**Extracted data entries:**
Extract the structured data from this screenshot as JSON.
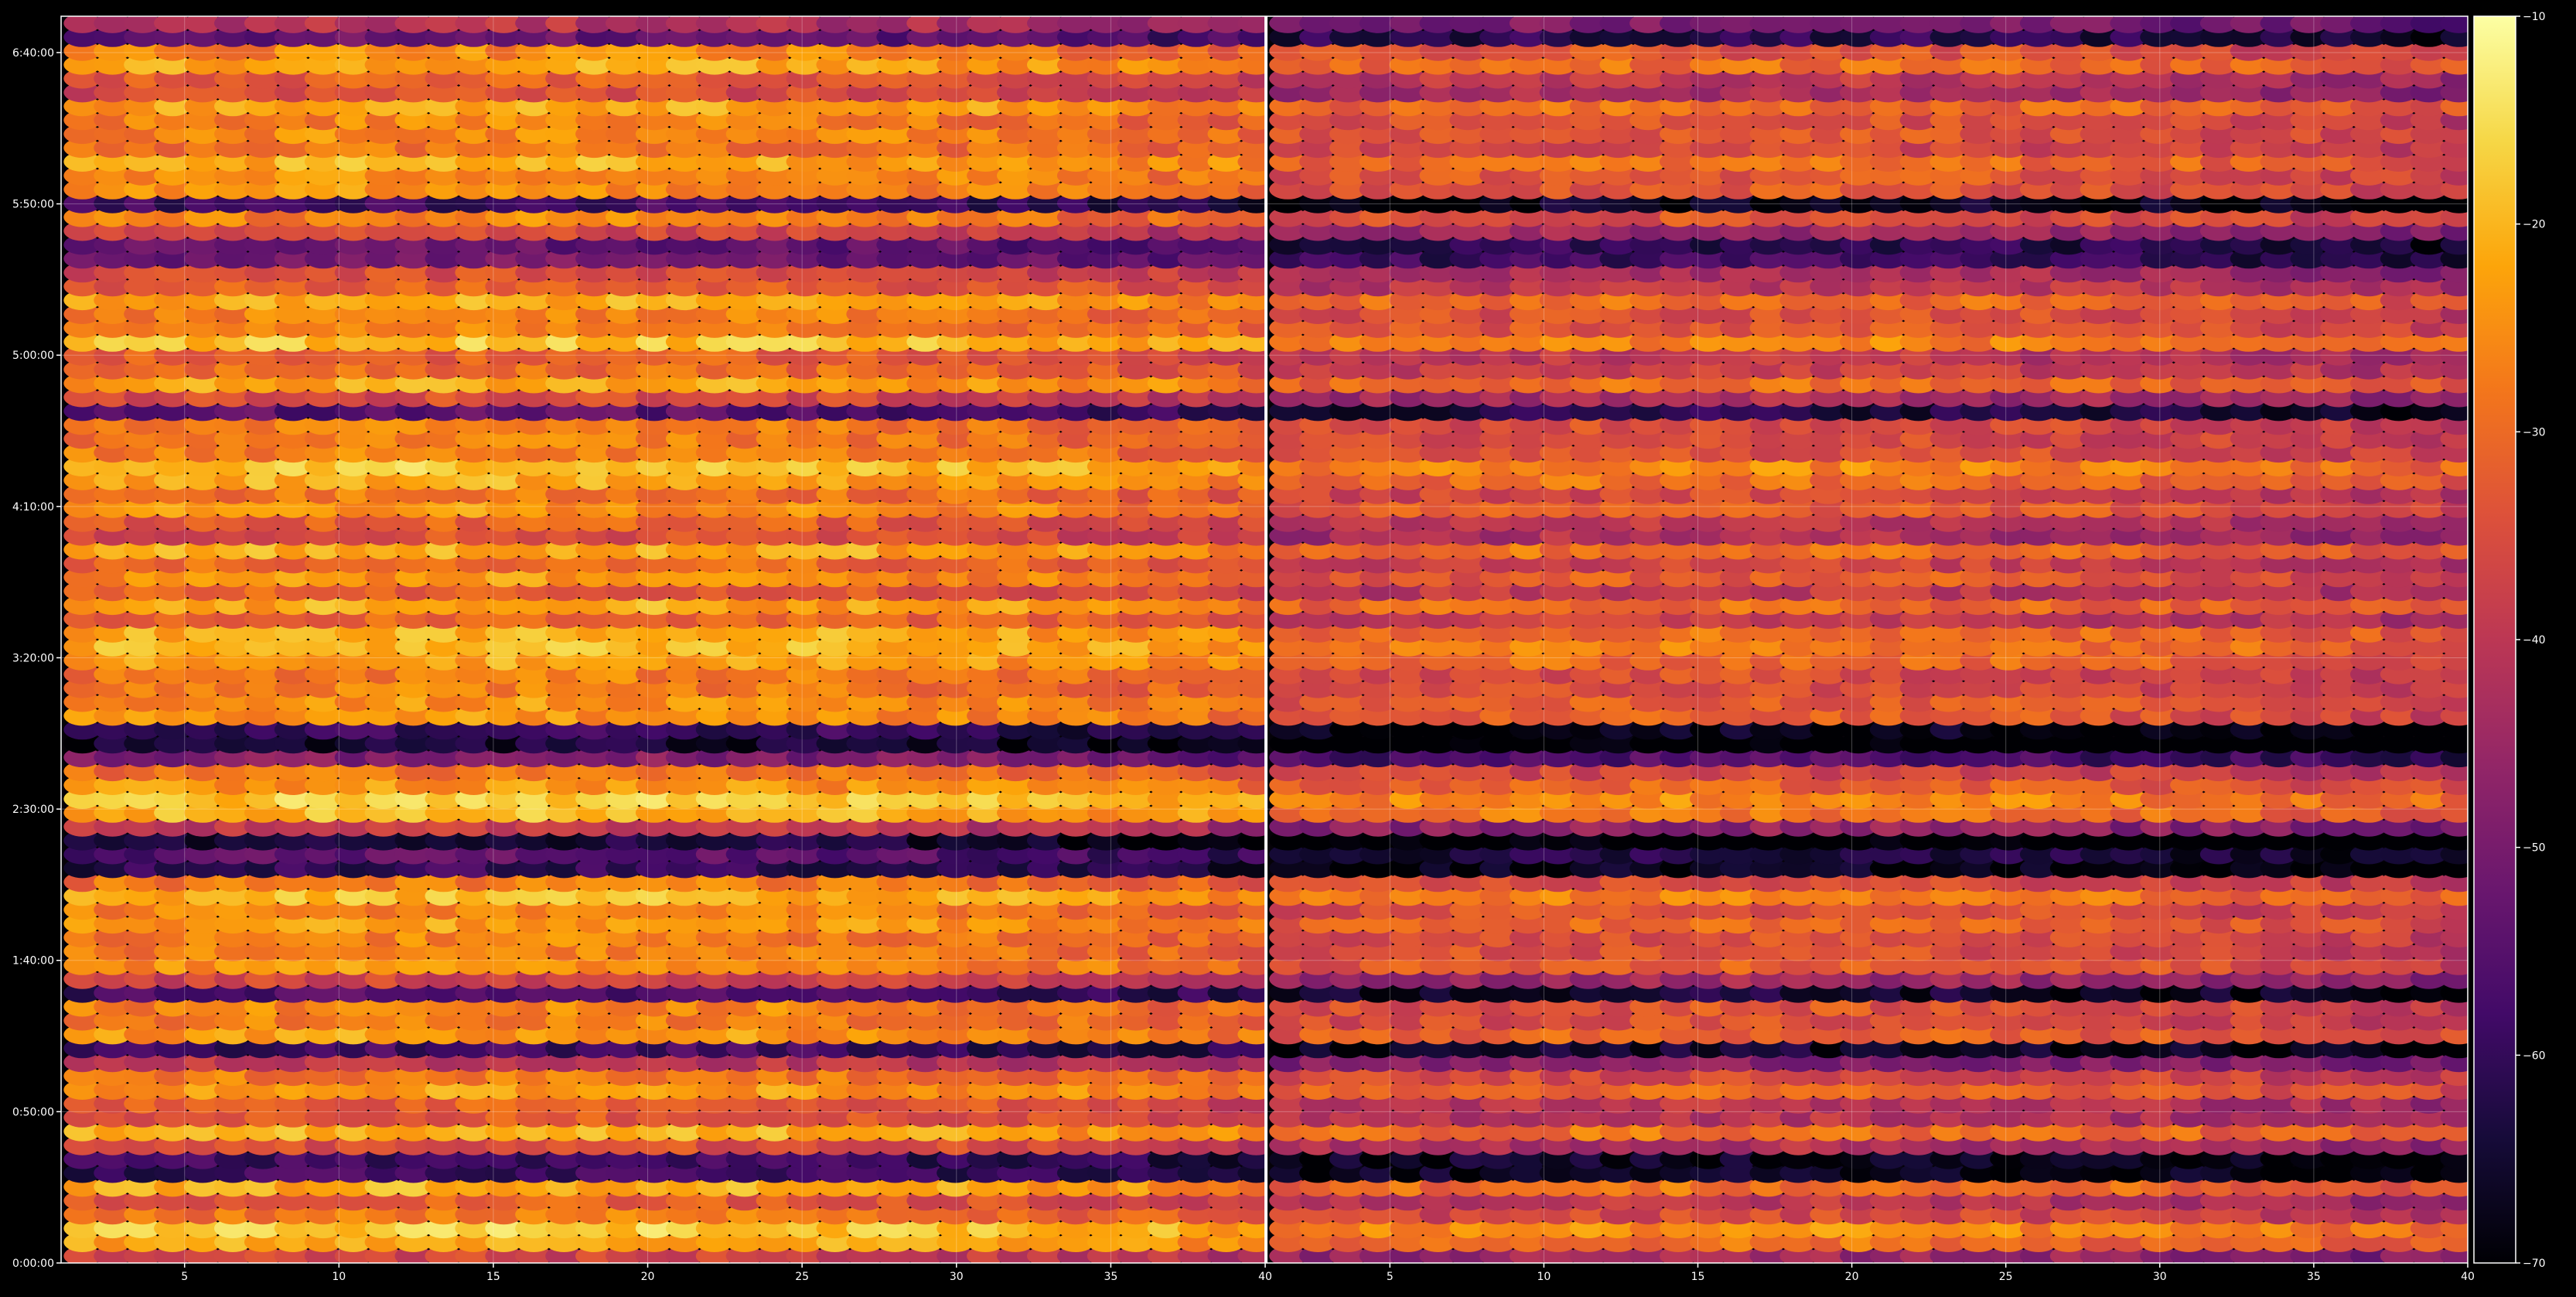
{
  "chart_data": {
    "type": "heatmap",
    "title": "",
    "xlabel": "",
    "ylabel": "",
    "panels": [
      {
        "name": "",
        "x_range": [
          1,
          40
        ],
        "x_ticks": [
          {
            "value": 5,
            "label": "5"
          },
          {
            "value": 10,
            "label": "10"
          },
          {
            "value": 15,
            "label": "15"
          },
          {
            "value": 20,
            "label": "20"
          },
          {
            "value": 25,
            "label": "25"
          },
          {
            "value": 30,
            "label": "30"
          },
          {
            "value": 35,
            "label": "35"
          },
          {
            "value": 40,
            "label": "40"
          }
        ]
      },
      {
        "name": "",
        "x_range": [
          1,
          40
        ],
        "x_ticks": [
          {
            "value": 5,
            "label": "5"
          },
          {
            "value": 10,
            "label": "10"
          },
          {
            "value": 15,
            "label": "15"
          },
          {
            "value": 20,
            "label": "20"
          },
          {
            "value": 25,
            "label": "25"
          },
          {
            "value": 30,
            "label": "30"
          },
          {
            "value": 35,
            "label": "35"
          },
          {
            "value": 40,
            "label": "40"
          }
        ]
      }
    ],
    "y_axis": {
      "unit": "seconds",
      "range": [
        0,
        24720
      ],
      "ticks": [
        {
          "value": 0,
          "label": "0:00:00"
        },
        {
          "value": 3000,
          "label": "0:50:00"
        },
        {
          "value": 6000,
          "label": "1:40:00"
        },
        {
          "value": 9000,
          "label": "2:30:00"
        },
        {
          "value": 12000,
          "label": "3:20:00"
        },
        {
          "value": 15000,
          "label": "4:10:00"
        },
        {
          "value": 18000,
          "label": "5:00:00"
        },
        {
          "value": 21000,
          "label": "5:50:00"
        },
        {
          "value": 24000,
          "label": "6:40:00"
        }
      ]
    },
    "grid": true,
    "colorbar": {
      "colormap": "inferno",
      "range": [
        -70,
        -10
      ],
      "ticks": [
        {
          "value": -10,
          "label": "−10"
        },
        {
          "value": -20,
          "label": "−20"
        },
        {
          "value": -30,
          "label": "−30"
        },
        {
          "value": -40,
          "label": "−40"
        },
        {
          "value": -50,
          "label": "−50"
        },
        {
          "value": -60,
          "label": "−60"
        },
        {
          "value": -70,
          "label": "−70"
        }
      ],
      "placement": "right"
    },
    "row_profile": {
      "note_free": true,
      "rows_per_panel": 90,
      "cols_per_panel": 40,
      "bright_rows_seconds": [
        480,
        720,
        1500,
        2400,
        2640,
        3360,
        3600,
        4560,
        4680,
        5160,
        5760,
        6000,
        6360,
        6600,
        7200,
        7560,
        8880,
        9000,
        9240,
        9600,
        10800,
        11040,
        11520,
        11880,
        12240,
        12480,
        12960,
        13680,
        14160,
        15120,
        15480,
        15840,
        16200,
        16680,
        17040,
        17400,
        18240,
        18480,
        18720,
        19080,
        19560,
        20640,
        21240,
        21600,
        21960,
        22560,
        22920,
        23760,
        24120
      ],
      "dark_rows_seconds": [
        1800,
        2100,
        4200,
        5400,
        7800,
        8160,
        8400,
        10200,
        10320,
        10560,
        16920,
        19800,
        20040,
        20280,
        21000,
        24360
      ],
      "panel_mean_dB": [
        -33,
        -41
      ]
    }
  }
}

---

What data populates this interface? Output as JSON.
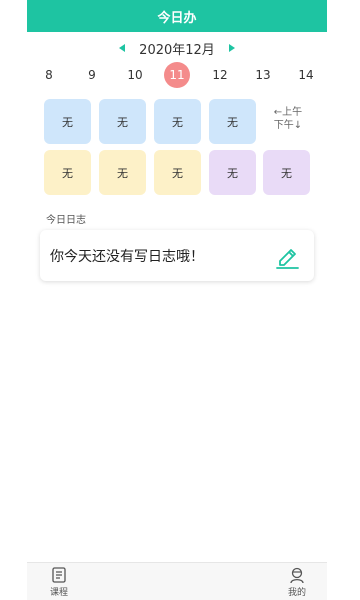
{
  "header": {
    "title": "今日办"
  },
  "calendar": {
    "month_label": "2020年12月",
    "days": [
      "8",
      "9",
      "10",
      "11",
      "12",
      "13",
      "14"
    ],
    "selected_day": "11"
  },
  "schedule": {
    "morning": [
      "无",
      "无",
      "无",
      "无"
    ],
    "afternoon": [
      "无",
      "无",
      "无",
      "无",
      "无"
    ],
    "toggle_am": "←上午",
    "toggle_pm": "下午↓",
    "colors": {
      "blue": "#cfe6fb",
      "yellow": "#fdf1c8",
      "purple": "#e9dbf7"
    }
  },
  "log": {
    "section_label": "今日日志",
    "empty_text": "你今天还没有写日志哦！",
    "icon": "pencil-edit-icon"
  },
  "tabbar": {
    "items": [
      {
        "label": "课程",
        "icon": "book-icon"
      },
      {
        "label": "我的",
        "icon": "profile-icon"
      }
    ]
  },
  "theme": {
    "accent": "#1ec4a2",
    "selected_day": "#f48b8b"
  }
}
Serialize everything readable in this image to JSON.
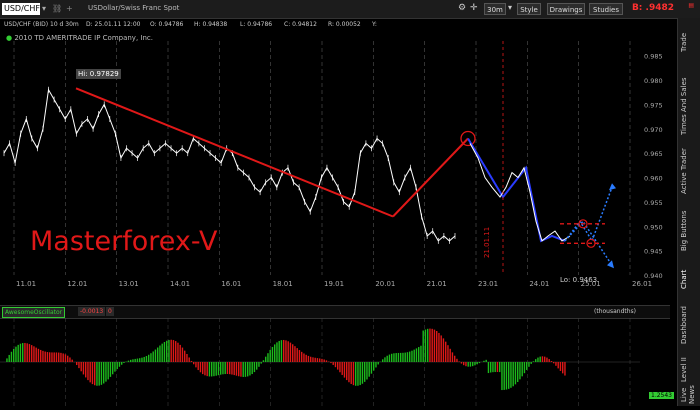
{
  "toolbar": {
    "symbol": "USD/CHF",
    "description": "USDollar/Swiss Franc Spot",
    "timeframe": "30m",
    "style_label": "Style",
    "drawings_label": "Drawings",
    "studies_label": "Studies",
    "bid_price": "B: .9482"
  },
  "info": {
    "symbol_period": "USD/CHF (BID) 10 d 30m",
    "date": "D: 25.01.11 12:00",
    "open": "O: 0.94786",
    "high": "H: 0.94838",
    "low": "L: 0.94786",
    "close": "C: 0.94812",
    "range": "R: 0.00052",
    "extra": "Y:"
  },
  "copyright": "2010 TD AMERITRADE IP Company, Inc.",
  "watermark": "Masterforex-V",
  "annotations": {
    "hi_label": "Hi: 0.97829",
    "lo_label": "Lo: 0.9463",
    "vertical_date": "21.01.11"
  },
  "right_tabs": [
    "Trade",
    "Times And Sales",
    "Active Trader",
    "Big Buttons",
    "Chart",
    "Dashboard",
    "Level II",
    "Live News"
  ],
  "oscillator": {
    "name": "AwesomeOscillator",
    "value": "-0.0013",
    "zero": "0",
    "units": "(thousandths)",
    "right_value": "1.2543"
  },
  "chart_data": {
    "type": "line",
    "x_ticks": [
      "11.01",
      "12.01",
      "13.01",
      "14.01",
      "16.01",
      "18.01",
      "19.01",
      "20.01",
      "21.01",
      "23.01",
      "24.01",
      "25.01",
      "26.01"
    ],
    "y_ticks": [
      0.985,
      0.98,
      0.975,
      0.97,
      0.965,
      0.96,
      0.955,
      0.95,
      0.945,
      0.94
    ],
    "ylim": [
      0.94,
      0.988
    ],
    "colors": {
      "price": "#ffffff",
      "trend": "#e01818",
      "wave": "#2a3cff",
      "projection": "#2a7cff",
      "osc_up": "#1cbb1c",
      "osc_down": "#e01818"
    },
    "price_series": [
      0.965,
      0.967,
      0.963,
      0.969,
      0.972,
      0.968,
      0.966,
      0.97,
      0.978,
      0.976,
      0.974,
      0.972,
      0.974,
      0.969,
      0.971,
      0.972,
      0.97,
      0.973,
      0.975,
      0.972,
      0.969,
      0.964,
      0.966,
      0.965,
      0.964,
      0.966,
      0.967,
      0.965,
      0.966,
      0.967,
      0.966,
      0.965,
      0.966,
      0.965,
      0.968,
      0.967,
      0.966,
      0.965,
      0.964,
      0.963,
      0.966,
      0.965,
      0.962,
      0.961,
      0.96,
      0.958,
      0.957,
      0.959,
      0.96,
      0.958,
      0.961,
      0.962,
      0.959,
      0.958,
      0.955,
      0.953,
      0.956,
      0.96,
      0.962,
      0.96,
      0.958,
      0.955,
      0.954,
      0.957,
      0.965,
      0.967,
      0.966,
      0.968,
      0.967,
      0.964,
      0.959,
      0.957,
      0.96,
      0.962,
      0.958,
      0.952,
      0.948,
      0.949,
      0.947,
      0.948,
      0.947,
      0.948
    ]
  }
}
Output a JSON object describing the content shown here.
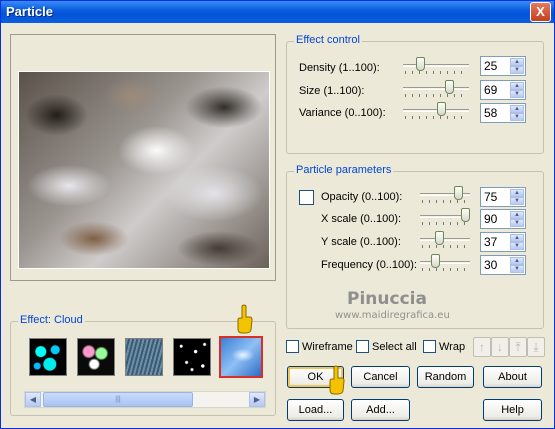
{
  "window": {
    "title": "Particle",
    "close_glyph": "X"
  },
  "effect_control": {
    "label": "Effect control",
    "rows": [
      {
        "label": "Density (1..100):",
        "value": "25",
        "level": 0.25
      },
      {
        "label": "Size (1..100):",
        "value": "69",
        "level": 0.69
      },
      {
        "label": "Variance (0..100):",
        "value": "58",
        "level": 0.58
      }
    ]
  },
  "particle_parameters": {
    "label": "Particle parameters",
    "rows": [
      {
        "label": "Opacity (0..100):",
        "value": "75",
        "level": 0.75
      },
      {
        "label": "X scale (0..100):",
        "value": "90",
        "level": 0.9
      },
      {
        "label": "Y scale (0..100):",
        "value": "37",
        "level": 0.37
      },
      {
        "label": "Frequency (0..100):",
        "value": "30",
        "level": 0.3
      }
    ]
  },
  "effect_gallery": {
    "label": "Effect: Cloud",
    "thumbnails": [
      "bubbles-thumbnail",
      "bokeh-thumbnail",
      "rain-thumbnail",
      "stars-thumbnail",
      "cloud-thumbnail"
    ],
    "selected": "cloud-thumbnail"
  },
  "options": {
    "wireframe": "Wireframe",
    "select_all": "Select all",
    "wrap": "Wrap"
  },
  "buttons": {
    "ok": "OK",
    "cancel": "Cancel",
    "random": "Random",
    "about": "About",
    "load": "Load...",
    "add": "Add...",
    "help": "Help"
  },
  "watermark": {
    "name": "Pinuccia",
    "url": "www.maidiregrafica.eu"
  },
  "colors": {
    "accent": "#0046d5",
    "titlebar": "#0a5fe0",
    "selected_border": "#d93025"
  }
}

**What you will do:**
Scan the listing above. Gather each line that contains the word "JSON".

**Output for this exercise:**
Extract the structured data from this screenshot as JSON.
What data populates this interface? Output as JSON.
Serialize everything readable in this image to JSON.
Output a JSON object describing the content shown here.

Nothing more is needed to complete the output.